Monday 22 February 2010

Twenty Drawings ; Chilli Peppers

Dave grew these last summer. The plant is still fruiting in his kitchen. They are sealed in a jar with grains of rice and smell wonderful. They are drawn over pages scanned from the Manual of Practical Gardening, which belonged to Mum's Dad.




I have also scanned the peppers on top of the pages to vivid effect.

Twenty Drawings ; Juni

Juni was my second doll. She is of rubbery plastic, just the right size for a small fist and went everywhere with me. There I am aged two on the beach in a blue nylon smocked swimsuit clutching her and squinting at the camera. I do not remember her ever having clothes, just painted on shoes and socks, though I once knitted her an emerald green dress with no fastenings. Her expression is more angry than I have captured.

Twenty Drawings; Dad's Keys

I do not know what all the keys are for, though Dad has told me on our tours of the important hiding places for documents, valuables etc. I have been thinking about what makes a home, what we surrender it with the keys and also the redundancy of objects removed from their purpose - old keys, clock hands, old toys etc. Behind the keys is a census for 1962, the year we moved in to our first home.

Twenty Drawings ; Fruit Bowl





Here are the first drawings, back to basics, still life with fruit.

Tuesday 9 February 2010

Mystic Tree Prints



Finally here are prints from the first plate. The viscosity blending needs some work, but I am pleased with the plate. It was originally designed in the portrait format, but I think near monotone version works even better when the print is rotated by 90 degrees - fallen mystic tree? It is much too cold in the studio to carry on printing, so Jan and I have decided to draw - 20 drawings in 20 days!

Tuesday 2 February 2010

Torn Birch

The snowfall and stormy weather caused one of the old birch trees to tear some twenty feet above the ground. The top hung suspended clinging to the other trees. The exterior is cankered and fungal, but the exposed interior is vivid and splintered. I want to look at the fallen as well as the upright form of trees. This tree is probably very old for a birch. Possibly as old as the house.

## What to produce
Copy the art blog passage from "Tuesday 9 February" to "in 20 days!" word for word. The listing comes from a separate, unrelated source.

## Given material
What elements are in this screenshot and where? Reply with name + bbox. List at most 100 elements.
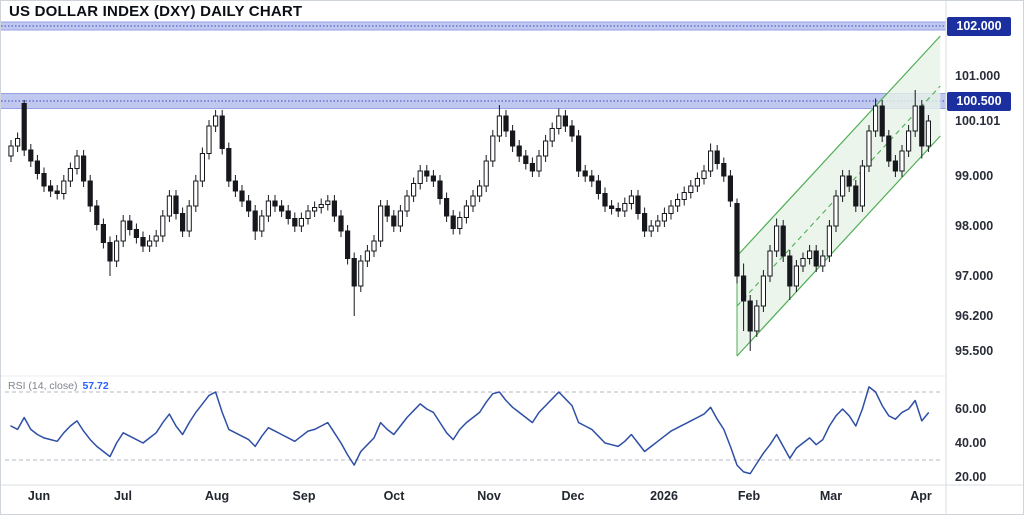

## Worked answer
Tuesday 9 February 2010

Mystic Tree Prints



Finally here are prints from the first plate. The viscosity blending needs some work, but I am pleased with the plate. It was originally designed in the portrait format, but I think near monotone version works even better when the print is rotated by 90 degrees - fallen mystic tree? It is much too cold in the studio to carry on printing, so Jan and I have decided to draw - 20 drawings in 20 days!